Stated task:
Find each line with the word "corresponding" and state how many there are, nothing more.

Structured figure records:
....................

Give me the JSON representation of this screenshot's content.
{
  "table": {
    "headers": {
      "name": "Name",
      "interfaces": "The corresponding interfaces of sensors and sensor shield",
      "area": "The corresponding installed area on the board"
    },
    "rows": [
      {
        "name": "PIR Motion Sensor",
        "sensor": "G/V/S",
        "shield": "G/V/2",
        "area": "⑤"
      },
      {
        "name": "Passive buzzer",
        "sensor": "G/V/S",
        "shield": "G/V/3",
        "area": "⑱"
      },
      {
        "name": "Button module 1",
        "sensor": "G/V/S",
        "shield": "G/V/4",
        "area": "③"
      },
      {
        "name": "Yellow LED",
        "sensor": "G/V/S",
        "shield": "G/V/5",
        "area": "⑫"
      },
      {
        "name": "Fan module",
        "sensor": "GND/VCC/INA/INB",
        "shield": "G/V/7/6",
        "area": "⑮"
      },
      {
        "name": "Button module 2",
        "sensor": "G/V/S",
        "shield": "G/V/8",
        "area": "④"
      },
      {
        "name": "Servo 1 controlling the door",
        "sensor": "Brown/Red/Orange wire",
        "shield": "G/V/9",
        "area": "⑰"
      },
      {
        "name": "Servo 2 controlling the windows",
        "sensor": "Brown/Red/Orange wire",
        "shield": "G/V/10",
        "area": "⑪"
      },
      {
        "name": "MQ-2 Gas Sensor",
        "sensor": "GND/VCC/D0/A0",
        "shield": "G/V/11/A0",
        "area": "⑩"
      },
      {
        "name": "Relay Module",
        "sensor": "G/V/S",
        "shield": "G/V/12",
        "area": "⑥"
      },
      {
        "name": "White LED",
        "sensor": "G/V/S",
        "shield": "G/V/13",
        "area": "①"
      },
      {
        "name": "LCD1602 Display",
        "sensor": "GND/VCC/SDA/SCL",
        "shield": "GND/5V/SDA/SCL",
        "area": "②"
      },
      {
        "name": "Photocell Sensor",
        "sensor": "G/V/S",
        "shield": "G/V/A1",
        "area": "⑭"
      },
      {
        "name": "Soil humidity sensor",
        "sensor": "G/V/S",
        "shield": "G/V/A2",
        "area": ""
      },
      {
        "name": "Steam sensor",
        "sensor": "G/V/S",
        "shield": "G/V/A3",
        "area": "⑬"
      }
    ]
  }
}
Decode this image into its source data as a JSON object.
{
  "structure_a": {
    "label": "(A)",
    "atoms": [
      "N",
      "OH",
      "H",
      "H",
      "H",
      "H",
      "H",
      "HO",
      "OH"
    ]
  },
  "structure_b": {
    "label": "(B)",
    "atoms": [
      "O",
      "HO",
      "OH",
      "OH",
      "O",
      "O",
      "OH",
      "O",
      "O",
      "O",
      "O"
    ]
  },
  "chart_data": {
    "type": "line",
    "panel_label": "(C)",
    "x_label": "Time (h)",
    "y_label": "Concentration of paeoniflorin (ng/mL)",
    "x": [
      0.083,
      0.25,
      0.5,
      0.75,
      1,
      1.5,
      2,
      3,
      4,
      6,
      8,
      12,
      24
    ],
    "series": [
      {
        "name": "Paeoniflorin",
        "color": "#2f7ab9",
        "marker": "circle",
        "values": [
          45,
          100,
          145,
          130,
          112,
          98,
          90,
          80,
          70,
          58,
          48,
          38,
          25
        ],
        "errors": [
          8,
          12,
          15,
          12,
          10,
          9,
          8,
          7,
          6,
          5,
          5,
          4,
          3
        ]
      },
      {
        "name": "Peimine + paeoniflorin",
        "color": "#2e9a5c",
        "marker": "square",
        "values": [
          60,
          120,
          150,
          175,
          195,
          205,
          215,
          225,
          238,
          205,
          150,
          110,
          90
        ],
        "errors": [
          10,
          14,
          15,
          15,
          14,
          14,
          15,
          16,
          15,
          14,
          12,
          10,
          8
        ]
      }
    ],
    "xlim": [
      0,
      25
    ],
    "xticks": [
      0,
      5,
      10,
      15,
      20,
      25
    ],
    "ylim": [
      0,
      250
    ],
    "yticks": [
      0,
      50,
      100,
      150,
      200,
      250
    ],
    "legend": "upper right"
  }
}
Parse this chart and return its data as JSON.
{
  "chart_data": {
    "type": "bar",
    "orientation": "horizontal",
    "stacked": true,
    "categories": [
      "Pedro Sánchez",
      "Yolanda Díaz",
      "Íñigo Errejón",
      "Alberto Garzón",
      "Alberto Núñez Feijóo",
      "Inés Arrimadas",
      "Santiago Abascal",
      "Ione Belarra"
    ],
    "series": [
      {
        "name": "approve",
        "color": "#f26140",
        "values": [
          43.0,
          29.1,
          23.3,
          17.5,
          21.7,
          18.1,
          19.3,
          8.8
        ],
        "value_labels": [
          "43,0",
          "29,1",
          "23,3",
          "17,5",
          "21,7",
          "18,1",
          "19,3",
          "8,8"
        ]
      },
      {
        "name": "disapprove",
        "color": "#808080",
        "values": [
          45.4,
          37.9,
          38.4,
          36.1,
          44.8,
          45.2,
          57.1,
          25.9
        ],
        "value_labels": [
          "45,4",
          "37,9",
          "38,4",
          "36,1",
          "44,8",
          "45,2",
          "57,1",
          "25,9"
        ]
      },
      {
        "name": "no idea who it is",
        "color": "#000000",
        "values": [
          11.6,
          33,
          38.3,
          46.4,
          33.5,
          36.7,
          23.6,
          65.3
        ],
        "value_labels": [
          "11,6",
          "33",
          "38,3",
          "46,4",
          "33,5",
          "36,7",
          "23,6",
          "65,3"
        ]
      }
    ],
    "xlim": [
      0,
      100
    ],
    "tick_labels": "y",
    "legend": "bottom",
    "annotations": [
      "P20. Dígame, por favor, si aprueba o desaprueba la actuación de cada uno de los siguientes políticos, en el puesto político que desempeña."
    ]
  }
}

....................

Solved exercise:
2